Copy all of the records below verbatim.

* begin INPUT FOR THIS TASK *

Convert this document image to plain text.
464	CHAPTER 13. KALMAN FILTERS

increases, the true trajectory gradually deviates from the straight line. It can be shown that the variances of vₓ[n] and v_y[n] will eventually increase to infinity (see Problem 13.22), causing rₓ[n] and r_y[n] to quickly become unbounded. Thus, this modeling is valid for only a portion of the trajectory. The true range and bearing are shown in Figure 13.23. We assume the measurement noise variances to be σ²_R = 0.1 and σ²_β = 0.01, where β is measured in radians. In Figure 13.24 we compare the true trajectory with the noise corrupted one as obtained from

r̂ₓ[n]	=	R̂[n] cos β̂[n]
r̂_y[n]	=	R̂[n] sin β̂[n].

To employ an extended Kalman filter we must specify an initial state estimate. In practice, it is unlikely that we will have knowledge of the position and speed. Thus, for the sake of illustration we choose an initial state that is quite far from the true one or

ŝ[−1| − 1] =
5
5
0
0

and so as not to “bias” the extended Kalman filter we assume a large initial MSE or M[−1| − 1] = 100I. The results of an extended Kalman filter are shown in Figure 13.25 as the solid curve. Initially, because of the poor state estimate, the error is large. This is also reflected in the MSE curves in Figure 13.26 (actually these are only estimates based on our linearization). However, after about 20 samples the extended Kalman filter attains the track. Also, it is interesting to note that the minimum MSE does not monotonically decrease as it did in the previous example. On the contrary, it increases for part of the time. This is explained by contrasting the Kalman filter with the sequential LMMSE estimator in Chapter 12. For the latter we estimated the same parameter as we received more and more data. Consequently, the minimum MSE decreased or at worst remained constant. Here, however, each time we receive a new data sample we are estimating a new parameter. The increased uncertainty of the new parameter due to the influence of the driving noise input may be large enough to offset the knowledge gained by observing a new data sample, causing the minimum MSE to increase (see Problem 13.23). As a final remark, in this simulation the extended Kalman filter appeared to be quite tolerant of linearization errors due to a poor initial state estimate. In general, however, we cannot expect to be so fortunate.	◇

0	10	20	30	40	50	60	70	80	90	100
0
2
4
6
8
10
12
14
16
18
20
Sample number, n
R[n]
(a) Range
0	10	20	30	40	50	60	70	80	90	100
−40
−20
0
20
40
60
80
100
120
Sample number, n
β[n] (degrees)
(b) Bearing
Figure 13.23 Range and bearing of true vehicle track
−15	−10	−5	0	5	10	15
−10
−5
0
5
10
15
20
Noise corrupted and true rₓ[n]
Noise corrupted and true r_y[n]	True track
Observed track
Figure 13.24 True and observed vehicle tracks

* end INPUT FOR THIS TASK *

> _ANSWER TO THIS TASK_:
Convert this document image to plain text.
464	CHAPTER 13. KALMAN FILTERS

increases, the true trajectory gradually deviates from the straight line. It can be shown that the variances of vₓ[n] and v_y[n] will eventually increase to infinity (see Problem 13.22), causing rₓ[n] and r_y[n] to quickly become unbounded. Thus, this modeling is valid for only a portion of the trajectory. The true range and bearing are shown in Figure 13.23. We assume the measurement noise variances to be σ²_R = 0.1 and σ²_β = 0.01, where β is measured in radians. In Figure 13.24 we compare the true trajectory with the noise corrupted one as obtained from

r̂ₓ[n]	=	R̂[n] cos β̂[n]
r̂_y[n]	=	R̂[n] sin β̂[n].

To employ an extended Kalman filter we must specify an initial state estimate. In practice, it is unlikely that we will have knowledge of the position and speed. Thus, for the sake of illustration we choose an initial state that is quite far from the true one or

ŝ[−1| − 1] =
5
5
0
0

and so as not to “bias” the extended Kalman filter we assume a large initial MSE or M[−1| − 1] = 100I. The results of an extended Kalman filter are shown in Figure 13.25 as the solid curve. Initially, because of the poor state estimate, the error is large. This is also reflected in the MSE curves in Figure 13.26 (actually these are only estimates based on our linearization). However, after about 20 samples the extended Kalman filter attains the track. Also, it is interesting to note that the minimum MSE does not monotonically decrease as it did in the previous example. On the contrary, it increases for part of the time. This is explained by contrasting the Kalman filter with the sequential LMMSE estimator in Chapter 12. For the latter we estimated the same parameter as we received more and more data. Consequently, the minimum MSE decreased or at worst remained constant. Here, however, each time we receive a new data sample we are estimating a new parameter. The increased uncertainty of the new parameter due to the influence of the driving noise input may be large enough to offset the knowledge gained by observing a new data sample, causing the minimum MSE to increase (see Problem 13.23). As a final remark, in this simulation the extended Kalman filter appeared to be quite tolerant of linearization errors due to a poor initial state estimate. In general, however, we cannot expect to be so fortunate.	◇

0	10	20	30	40	50	60	70	80	90	100
0
2
4
6
8
10
12
14
16
18
20
Sample number, n
R[n]
(a) Range
0	10	20	30	40	50	60	70	80	90	100
−40
−20
0
20
40
60
80
100
120
Sample number, n
β[n] (degrees)
(b) Bearing
Figure 13.23 Range and bearing of true vehicle track
−15	−10	−5	0	5	10	15
−10
−5
0
5
10
15
20
Noise corrupted and true rₓ[n]
Noise corrupted and true r_y[n]	True track
Observed track
Figure 13.24 True and observed vehicle tracks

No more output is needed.